- Task details -
With the pictures omitted, write out the entries that follow exactly as they stand.
+ + +
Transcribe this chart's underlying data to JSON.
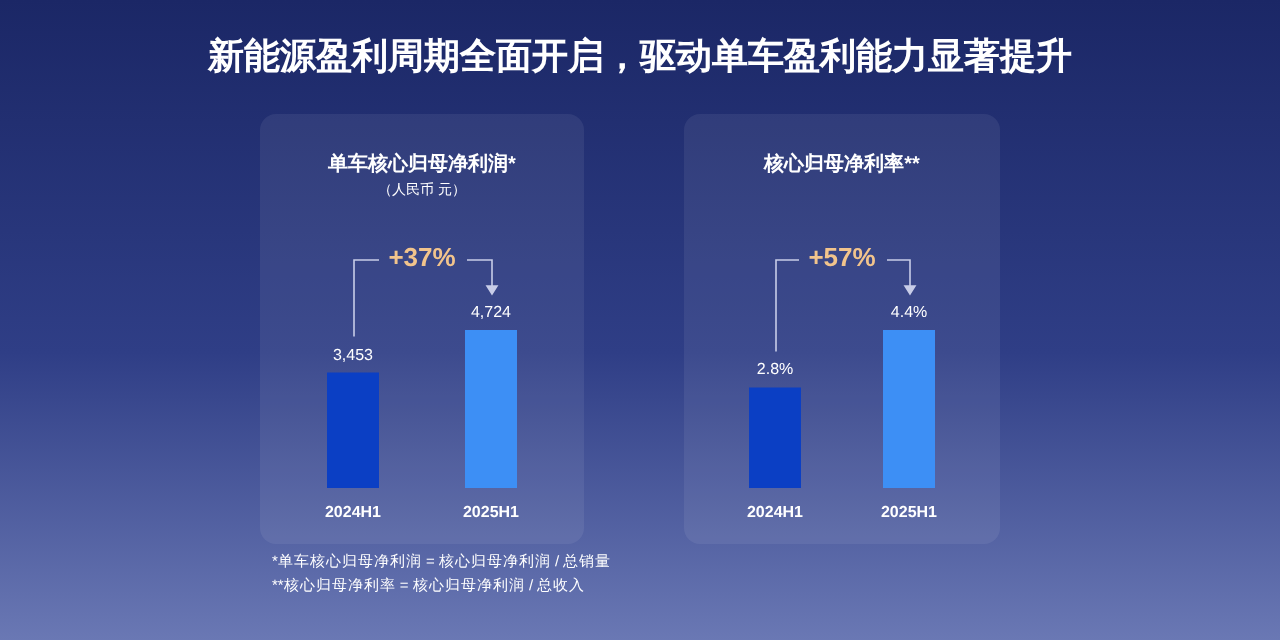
{
  "chart_data": [
    {
      "type": "other",
      "title": "新能源盈利周期全面开启，驱动单车盈利能力显著提升",
      "annotations": [
        "*单车核心归母净利润 = 核心归母净利润 / 总销量",
        "**核心归母净利率 = 核心归母净利润 / 总收入"
      ]
    },
    {
      "type": "bar",
      "title": "单车核心归母净利润*",
      "subtitle": "（人民币 元）",
      "categories": [
        "2024H1",
        "2025H1"
      ],
      "values": [
        3453,
        4724
      ],
      "value_labels": [
        "3,453",
        "4,724"
      ],
      "colors": [
        "#0b3fc4",
        "#3d8ff5"
      ],
      "annotations": [
        "+37%"
      ]
    },
    {
      "type": "bar",
      "title": "核心归母净利率**",
      "categories": [
        "2024H1",
        "2025H1"
      ],
      "values": [
        2.8,
        4.4
      ],
      "value_labels": [
        "2.8%",
        "4.4%"
      ],
      "colors": [
        "#0b3fc4",
        "#3d8ff5"
      ],
      "annotations": [
        "+57%"
      ]
    }
  ]
}
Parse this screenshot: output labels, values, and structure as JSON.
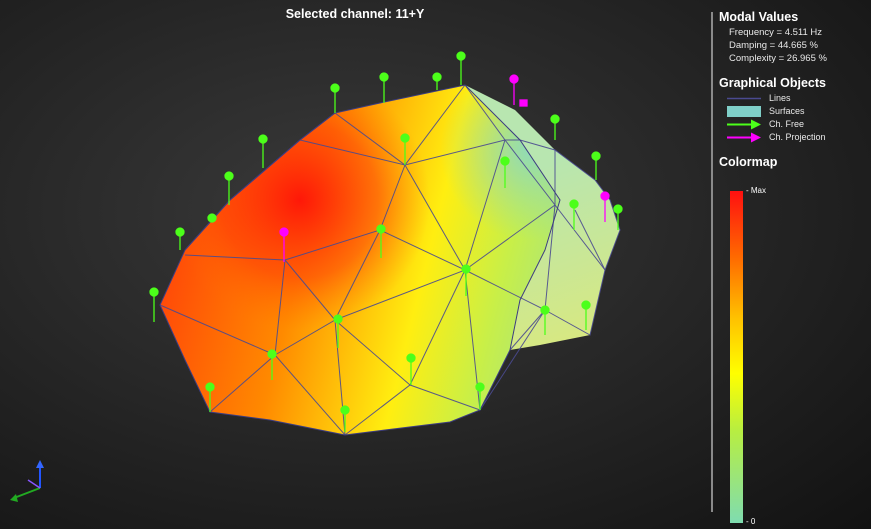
{
  "viewer": {
    "title": "Selected channel: 11+Y"
  },
  "modal_values": {
    "heading": "Modal Values",
    "frequency": "Frequency = 4.511 Hz",
    "damping": "Damping = 44.665 %",
    "complexity": "Complexity = 26.965 %"
  },
  "graphical_objects": {
    "heading": "Graphical Objects",
    "lines": "Lines",
    "surfaces": "Surfaces",
    "ch_free": "Ch. Free",
    "ch_projection": "Ch. Projection"
  },
  "colormap": {
    "heading": "Colormap",
    "max_label": "- Max",
    "min_label": "- 0"
  },
  "colors": {
    "ch_free": "#4cff1a",
    "ch_projection": "#ff00ff",
    "lines": "#4a4a90",
    "surface_legend": "#7fcfc8",
    "axis_x": "#22aa22",
    "axis_y": "#2255ff",
    "axis_z": "#8855ff"
  },
  "icons": {
    "ch_free": "green-arrow-icon",
    "ch_projection": "magenta-arrow-icon",
    "axis_triad": "xyz-axis-triad-icon"
  }
}
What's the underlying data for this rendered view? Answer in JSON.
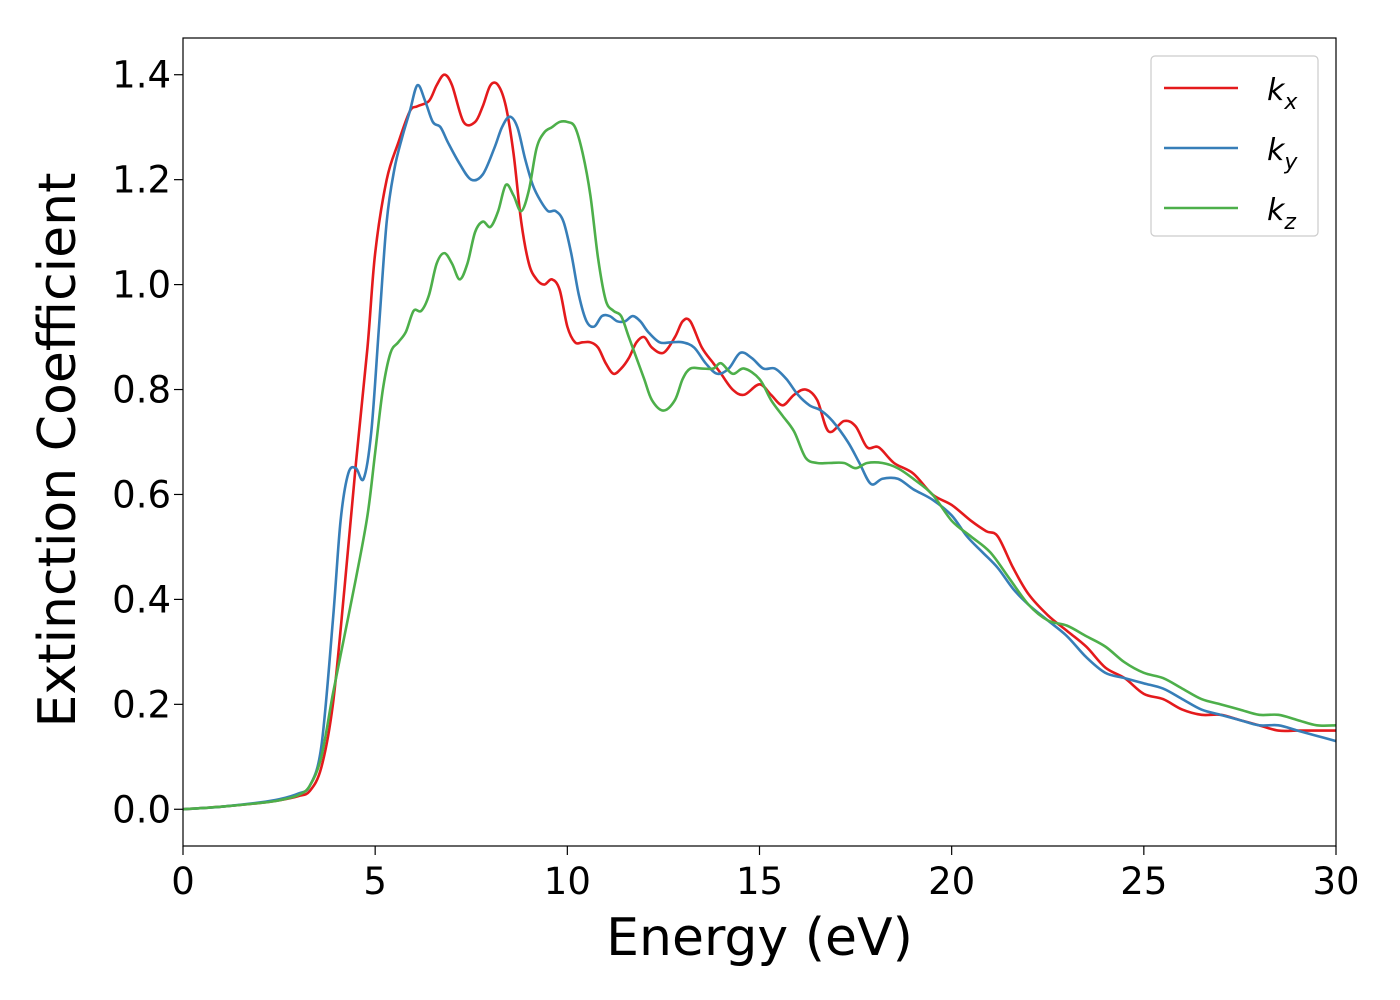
+ + +
- Expected output -
Transcribe this chart's underlying data to JSON.
{
  "chart_data": [
    {
      "type": "other",
      "title": "新能源盈利周期全面开启，驱动单车盈利能力显著提升",
      "annotations": [
        "*单车核心归母净利润 = 核心归母净利润 / 总销量",
        "**核心归母净利率 = 核心归母净利润 / 总收入"
      ]
    },
    {
      "type": "bar",
      "title": "单车核心归母净利润*",
      "subtitle": "（人民币 元）",
      "categories": [
        "2024H1",
        "2025H1"
      ],
      "values": [
        3453,
        4724
      ],
      "value_labels": [
        "3,453",
        "4,724"
      ],
      "colors": [
        "#0b3fc4",
        "#3d8ff5"
      ],
      "annotations": [
        "+37%"
      ]
    },
    {
      "type": "bar",
      "title": "核心归母净利率**",
      "categories": [
        "2024H1",
        "2025H1"
      ],
      "values": [
        2.8,
        4.4
      ],
      "value_labels": [
        "2.8%",
        "4.4%"
      ],
      "colors": [
        "#0b3fc4",
        "#3d8ff5"
      ],
      "annotations": [
        "+57%"
      ]
    }
  ]
}
Parse this screenshot: output labels, values, and structure as JSON.
{
  "viewer": {
    "title": "Selected channel: 11+Y"
  },
  "modal_values": {
    "heading": "Modal Values",
    "frequency": "Frequency = 4.511 Hz",
    "damping": "Damping = 44.665 %",
    "complexity": "Complexity = 26.965 %"
  },
  "graphical_objects": {
    "heading": "Graphical Objects",
    "lines": "Lines",
    "surfaces": "Surfaces",
    "ch_free": "Ch. Free",
    "ch_projection": "Ch. Projection"
  },
  "colormap": {
    "heading": "Colormap",
    "max_label": "- Max",
    "min_label": "- 0"
  },
  "colors": {
    "ch_free": "#4cff1a",
    "ch_projection": "#ff00ff",
    "lines": "#4a4a90",
    "surface_legend": "#7fcfc8",
    "axis_x": "#22aa22",
    "axis_y": "#2255ff",
    "axis_z": "#8855ff"
  },
  "icons": {
    "ch_free": "green-arrow-icon",
    "ch_projection": "magenta-arrow-icon",
    "axis_triad": "xyz-axis-triad-icon"
  }
}
What's the underlying data for this rendered view? Answer in JSON.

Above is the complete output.